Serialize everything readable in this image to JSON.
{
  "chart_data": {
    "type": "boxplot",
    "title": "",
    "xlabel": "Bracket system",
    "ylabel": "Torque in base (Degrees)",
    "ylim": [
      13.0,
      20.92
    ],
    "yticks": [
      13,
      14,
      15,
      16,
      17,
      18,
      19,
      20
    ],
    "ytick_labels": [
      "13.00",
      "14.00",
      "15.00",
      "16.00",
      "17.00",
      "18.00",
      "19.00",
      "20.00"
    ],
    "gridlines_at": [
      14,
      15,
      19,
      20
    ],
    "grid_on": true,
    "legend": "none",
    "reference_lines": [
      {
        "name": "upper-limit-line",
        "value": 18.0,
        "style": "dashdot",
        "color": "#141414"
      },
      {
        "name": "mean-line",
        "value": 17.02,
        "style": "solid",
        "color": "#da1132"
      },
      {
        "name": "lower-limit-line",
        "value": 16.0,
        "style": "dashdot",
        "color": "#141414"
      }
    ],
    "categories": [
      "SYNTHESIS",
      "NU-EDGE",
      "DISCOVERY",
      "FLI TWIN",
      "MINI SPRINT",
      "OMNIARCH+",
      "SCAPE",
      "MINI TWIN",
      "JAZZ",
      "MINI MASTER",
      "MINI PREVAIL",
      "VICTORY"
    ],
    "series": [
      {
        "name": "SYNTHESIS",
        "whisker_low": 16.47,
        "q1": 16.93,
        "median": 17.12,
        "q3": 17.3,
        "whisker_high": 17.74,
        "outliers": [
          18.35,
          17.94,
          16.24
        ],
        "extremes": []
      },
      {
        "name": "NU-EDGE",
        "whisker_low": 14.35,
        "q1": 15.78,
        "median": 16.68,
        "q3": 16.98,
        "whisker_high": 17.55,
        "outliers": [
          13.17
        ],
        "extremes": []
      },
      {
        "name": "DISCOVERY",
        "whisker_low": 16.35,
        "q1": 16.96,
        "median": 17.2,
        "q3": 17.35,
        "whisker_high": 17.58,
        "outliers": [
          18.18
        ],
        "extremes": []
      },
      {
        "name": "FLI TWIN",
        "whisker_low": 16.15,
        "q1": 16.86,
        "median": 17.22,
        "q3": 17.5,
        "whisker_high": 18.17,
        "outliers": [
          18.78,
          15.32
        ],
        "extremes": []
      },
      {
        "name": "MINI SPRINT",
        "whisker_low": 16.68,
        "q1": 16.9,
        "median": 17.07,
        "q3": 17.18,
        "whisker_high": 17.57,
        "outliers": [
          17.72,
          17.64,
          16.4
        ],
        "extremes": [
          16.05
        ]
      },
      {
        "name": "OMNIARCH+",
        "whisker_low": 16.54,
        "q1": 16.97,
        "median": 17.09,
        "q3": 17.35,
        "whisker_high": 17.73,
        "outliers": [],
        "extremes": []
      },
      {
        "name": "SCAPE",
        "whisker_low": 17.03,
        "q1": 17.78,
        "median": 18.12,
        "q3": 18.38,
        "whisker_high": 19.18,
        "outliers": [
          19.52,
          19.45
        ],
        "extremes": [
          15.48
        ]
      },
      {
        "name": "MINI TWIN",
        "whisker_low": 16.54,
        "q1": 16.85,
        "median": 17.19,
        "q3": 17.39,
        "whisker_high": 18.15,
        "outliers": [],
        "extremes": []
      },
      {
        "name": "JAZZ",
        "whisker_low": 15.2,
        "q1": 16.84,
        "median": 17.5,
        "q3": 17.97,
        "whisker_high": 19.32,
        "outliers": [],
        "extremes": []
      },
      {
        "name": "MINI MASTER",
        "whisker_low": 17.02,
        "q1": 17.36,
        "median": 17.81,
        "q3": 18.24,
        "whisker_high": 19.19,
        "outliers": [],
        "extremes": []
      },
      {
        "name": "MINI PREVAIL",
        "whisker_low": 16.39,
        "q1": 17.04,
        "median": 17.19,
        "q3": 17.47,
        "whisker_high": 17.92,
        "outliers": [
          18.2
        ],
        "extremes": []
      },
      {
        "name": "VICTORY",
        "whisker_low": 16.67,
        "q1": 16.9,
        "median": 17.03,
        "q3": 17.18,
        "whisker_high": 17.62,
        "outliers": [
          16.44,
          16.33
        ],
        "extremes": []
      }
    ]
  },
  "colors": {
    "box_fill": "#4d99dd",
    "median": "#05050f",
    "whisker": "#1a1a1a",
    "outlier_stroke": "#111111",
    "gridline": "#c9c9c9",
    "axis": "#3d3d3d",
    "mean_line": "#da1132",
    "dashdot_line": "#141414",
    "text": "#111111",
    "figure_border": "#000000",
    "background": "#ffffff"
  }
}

## [Exercise instructions]
Check every line of the data, and copy the ones that contain "MINI".

## [Result]
      "MINI SPRINT",
      "MINI TWIN",
      "MINI MASTER",
      "MINI PREVAIL",
        "name": "MINI SPRINT",
        "name": "MINI TWIN",
        "name": "MINI MASTER",
        "name": "MINI PREVAIL",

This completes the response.